--- begin Raw records ---
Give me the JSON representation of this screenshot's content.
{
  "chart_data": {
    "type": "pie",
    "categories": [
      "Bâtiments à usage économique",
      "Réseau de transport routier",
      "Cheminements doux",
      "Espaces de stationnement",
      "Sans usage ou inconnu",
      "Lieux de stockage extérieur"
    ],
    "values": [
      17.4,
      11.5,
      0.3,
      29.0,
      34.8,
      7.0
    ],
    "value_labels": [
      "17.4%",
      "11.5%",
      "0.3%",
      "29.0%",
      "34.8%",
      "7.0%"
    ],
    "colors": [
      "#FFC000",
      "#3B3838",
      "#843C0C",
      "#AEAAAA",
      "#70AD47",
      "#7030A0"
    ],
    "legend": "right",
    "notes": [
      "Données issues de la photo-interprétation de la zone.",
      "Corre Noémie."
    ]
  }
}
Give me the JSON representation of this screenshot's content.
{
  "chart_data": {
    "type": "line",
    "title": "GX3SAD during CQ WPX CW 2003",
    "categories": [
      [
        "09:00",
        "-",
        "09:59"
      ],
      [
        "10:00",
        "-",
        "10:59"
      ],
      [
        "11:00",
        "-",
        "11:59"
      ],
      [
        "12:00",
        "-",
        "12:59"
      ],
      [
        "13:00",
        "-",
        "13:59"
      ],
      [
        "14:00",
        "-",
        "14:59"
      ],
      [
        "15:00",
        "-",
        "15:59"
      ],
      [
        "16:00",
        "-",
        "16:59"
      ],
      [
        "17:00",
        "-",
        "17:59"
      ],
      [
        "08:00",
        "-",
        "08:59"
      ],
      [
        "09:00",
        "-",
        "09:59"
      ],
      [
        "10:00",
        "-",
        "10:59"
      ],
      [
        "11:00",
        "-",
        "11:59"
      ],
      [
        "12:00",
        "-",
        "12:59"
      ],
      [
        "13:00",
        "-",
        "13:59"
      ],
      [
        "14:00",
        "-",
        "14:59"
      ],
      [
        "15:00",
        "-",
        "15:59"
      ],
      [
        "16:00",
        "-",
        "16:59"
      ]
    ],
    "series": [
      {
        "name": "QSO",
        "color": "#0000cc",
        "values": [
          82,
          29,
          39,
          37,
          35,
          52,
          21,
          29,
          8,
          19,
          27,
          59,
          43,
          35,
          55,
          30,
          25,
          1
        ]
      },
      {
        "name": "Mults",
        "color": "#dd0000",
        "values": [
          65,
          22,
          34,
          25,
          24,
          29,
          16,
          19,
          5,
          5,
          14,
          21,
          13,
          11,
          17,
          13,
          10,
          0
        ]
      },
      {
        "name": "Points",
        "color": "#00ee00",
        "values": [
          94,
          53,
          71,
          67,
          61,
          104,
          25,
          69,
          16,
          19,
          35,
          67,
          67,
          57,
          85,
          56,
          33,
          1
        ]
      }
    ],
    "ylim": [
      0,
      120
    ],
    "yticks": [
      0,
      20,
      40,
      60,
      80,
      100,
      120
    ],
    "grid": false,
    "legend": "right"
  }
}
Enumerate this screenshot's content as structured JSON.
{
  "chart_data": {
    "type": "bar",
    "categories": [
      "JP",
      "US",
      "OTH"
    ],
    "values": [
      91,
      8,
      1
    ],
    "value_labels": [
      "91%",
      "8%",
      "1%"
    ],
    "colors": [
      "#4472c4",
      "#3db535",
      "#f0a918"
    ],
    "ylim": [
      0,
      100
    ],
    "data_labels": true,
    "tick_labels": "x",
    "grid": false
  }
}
--- end Raw records ---
### Required task
Pull out every line of the records that includes the string "usage".

### Correct result
      "Bâtiments à usage économique",
      "Sans usage ou inconnu",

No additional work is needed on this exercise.